(GIVEN INFORMATION)

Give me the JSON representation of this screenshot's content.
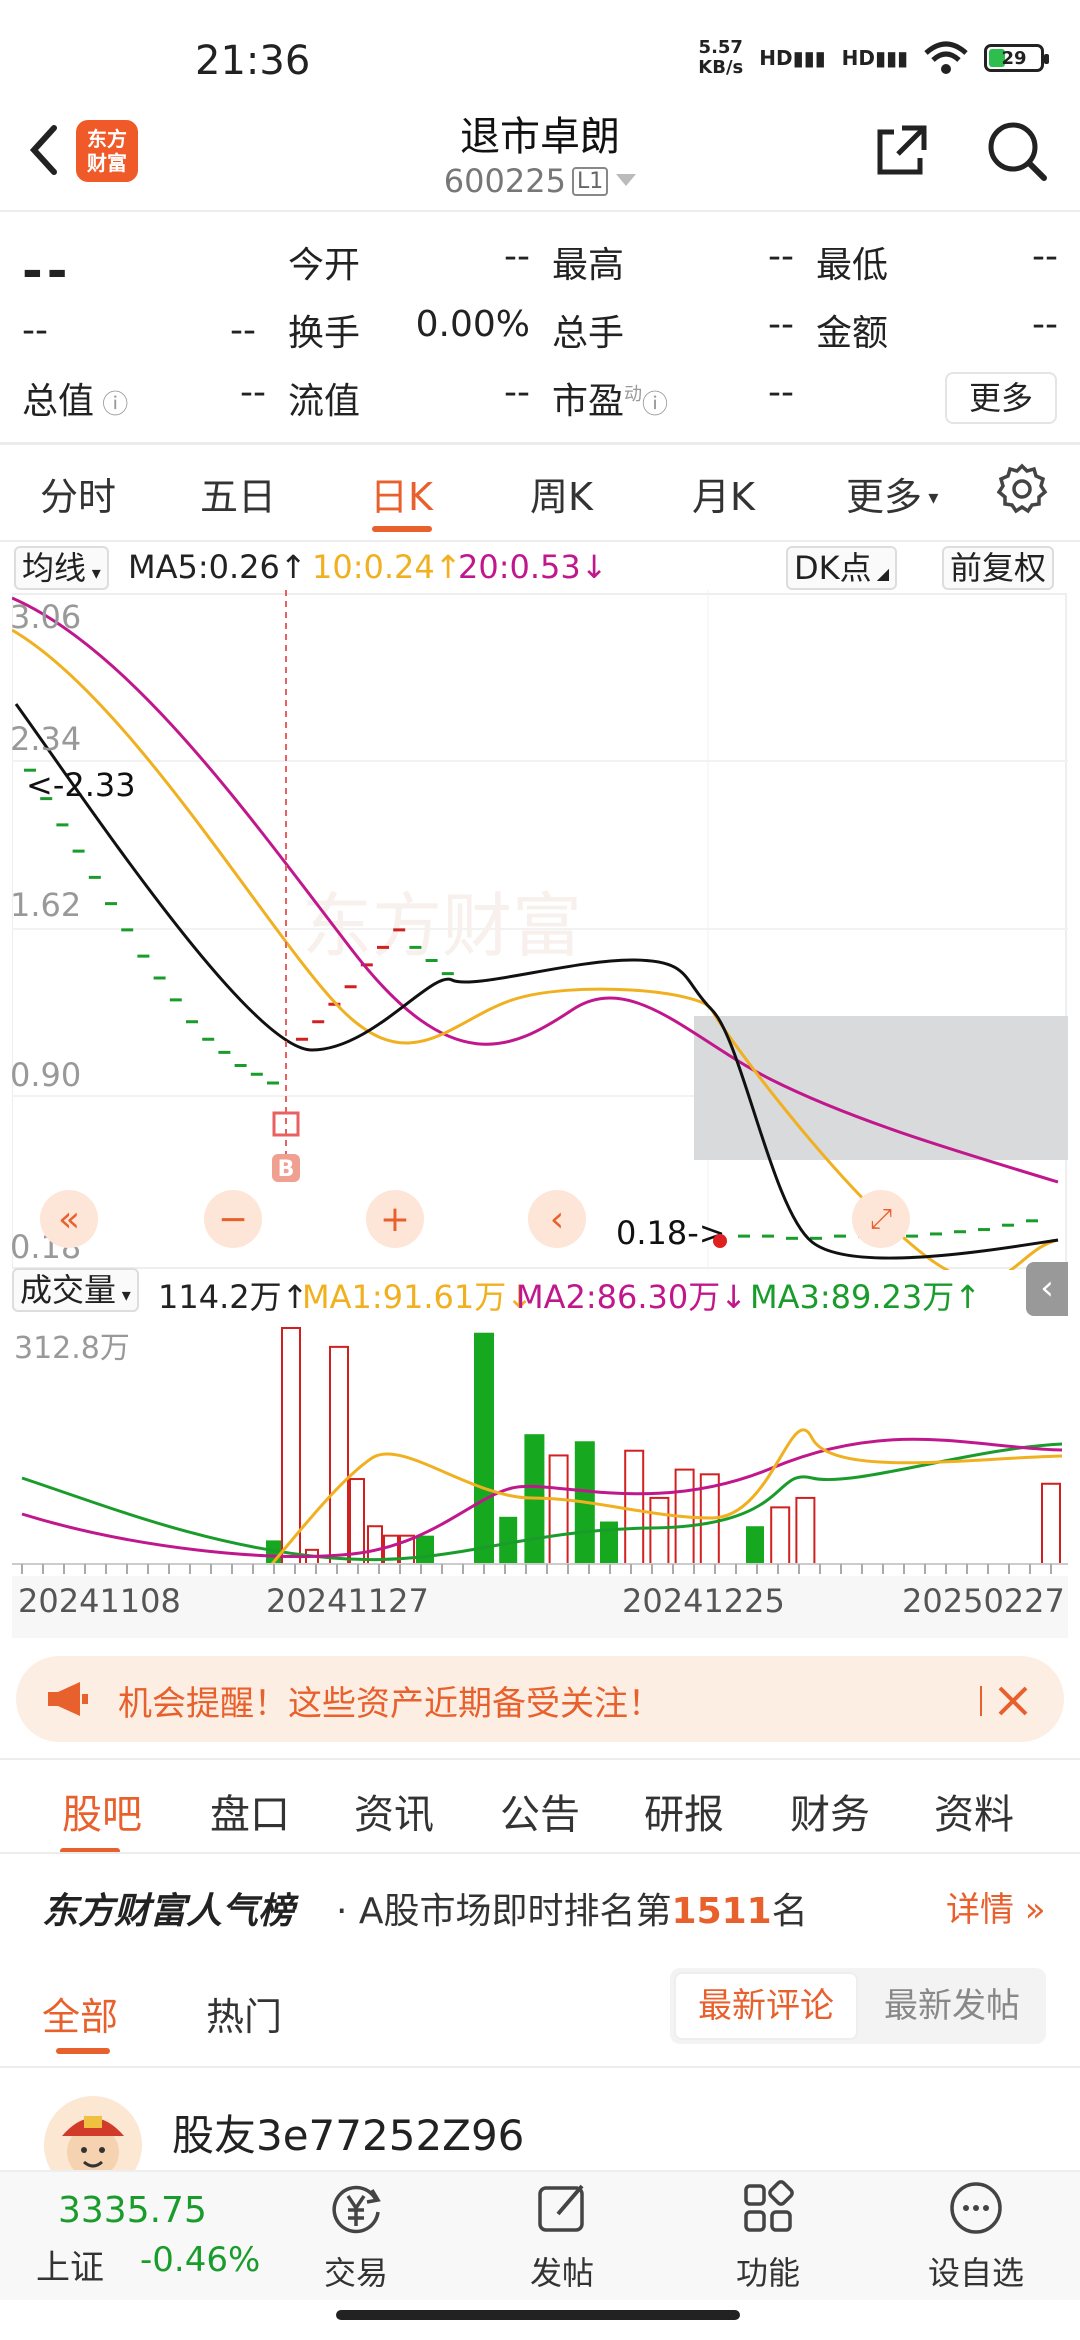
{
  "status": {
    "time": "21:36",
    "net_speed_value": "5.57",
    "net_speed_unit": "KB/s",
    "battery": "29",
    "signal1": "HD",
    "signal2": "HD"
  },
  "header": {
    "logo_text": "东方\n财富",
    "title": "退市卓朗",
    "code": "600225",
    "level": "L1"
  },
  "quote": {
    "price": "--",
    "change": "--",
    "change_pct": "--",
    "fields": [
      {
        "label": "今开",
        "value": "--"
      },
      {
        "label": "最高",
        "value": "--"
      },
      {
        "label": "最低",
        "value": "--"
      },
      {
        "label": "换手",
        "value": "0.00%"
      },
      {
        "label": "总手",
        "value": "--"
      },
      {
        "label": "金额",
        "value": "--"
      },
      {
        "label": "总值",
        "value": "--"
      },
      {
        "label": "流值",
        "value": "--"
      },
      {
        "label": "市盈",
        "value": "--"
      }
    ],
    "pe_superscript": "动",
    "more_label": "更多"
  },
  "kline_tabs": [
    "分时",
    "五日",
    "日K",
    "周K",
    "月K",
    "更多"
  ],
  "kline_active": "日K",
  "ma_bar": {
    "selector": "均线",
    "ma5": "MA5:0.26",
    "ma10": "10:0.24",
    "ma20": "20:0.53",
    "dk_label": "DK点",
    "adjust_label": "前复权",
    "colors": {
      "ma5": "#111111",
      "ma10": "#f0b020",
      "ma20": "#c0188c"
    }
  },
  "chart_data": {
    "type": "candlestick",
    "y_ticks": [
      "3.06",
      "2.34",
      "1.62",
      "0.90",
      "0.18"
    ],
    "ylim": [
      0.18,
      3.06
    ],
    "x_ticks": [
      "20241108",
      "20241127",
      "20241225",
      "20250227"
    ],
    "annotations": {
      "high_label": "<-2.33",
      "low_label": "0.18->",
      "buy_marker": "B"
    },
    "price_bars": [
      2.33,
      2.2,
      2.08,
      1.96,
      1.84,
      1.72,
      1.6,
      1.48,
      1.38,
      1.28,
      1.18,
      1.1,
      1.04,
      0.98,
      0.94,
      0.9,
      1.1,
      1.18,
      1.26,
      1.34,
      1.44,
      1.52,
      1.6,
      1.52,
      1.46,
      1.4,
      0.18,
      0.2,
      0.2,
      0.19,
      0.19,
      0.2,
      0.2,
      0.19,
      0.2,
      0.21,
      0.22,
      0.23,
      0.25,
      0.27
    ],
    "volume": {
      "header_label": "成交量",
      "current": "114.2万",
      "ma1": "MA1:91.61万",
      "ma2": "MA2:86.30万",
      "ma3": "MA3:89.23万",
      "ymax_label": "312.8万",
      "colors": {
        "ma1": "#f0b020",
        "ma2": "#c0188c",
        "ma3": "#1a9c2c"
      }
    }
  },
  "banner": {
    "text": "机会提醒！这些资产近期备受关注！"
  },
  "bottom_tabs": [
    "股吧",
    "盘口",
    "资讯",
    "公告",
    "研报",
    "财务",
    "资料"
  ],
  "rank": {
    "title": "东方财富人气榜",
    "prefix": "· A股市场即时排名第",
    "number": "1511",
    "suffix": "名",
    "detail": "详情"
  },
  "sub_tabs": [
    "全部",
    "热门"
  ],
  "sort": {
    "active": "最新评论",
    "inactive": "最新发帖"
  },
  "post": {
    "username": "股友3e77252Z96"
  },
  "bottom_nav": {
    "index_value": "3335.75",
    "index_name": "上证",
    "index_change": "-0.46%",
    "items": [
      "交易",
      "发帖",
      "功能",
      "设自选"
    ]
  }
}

--

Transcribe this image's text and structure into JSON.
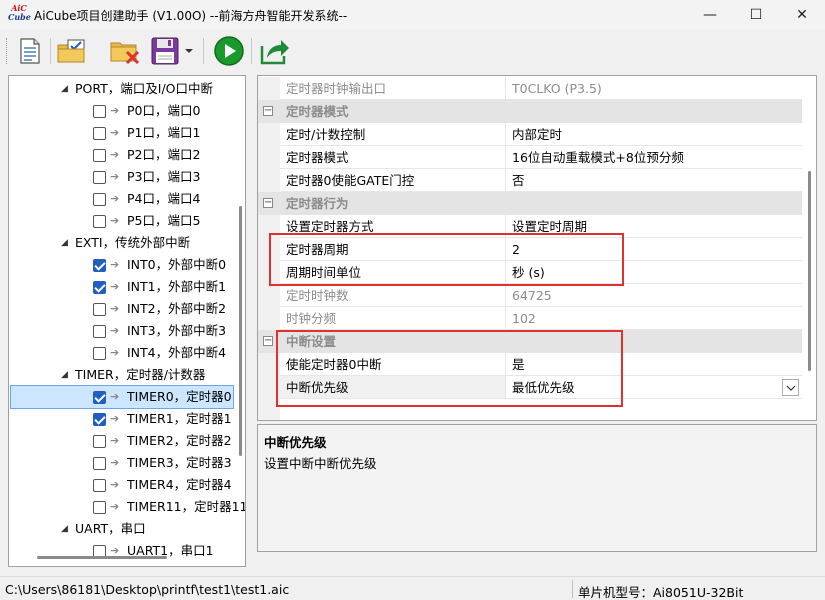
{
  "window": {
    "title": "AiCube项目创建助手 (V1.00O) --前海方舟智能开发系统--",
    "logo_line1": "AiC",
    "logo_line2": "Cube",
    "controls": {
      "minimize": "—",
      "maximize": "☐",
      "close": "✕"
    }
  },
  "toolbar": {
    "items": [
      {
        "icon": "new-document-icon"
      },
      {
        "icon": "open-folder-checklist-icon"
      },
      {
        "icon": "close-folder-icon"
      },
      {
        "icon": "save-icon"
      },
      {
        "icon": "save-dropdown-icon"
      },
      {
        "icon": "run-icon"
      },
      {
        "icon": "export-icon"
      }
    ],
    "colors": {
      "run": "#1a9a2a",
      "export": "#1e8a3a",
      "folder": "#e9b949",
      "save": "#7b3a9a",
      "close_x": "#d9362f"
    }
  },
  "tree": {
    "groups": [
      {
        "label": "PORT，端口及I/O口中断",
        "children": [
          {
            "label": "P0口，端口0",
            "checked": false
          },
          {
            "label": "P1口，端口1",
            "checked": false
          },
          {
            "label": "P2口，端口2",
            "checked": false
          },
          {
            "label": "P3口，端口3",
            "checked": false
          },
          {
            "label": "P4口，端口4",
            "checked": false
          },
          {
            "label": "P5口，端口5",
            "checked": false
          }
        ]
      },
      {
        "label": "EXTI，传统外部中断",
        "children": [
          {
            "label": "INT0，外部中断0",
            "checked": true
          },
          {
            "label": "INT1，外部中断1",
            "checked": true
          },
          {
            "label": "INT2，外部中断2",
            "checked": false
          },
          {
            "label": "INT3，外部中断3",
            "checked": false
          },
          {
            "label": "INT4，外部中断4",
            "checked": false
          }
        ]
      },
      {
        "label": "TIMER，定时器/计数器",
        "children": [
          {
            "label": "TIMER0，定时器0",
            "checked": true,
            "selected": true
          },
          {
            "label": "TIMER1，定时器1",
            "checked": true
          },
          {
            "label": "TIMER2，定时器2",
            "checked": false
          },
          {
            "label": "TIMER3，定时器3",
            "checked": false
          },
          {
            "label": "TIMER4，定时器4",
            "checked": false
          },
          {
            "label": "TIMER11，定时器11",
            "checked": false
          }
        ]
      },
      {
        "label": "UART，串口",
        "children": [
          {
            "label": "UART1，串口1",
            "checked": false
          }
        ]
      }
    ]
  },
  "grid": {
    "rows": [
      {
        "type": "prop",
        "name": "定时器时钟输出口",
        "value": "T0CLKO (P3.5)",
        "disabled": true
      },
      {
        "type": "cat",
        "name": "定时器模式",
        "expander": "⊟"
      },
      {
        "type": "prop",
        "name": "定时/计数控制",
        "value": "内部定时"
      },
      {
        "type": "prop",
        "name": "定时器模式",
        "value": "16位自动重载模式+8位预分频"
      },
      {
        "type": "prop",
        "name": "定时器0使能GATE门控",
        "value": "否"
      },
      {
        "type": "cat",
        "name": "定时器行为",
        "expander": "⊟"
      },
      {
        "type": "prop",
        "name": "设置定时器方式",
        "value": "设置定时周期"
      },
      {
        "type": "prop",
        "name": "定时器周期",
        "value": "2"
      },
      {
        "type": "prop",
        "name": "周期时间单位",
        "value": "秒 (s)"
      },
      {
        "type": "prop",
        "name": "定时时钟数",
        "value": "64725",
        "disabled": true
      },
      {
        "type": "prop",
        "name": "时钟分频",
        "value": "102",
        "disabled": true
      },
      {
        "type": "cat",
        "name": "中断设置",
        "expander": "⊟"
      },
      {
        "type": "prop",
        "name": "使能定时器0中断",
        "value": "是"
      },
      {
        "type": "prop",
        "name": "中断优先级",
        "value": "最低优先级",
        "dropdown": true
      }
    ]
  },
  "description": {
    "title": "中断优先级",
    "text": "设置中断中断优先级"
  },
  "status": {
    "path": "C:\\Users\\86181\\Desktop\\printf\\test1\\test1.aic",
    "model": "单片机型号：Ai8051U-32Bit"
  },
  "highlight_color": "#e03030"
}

==

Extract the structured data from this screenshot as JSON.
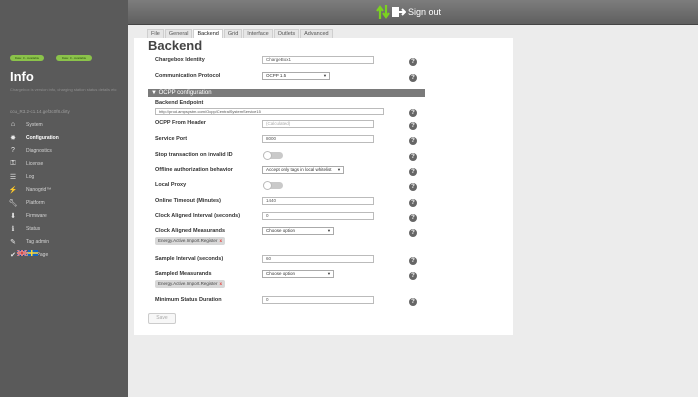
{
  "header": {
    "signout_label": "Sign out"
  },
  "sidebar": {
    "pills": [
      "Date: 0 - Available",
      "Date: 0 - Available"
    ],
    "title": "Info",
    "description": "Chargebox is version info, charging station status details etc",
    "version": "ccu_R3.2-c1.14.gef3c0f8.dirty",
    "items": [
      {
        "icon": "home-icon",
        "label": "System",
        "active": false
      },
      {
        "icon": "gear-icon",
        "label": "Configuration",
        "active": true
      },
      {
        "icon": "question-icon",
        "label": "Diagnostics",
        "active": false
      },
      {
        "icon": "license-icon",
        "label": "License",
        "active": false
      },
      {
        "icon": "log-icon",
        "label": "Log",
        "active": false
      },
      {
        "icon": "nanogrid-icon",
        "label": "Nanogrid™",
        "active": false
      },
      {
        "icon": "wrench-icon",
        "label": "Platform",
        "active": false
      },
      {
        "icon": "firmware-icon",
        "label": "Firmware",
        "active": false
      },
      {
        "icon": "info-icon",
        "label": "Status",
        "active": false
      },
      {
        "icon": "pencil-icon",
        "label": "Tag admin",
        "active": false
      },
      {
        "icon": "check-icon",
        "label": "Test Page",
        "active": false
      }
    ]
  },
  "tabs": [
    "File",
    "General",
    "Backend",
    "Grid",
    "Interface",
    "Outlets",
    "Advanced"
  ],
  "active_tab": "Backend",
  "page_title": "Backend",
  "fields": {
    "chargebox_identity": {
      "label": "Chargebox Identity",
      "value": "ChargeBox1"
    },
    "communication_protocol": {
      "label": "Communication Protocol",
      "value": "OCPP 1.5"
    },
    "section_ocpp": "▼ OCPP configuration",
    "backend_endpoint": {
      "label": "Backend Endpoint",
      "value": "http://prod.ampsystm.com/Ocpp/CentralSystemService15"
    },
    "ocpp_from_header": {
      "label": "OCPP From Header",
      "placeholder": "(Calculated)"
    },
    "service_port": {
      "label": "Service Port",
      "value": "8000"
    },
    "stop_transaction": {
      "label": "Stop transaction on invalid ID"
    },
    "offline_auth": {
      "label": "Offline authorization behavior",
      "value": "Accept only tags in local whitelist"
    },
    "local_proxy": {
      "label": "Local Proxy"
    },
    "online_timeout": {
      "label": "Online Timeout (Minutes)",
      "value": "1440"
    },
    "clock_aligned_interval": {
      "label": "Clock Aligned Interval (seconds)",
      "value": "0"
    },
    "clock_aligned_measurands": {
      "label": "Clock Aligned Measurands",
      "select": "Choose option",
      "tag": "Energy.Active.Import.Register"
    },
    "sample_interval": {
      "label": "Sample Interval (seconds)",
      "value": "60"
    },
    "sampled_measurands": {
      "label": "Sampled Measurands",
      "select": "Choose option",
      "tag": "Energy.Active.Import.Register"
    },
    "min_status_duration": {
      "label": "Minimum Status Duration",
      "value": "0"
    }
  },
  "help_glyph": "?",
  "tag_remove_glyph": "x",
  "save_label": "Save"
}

(GIVEN EXERCISE) What is the number of lines containing "seconds"? Give that number only.

(COMPLETE RESPONSE) 2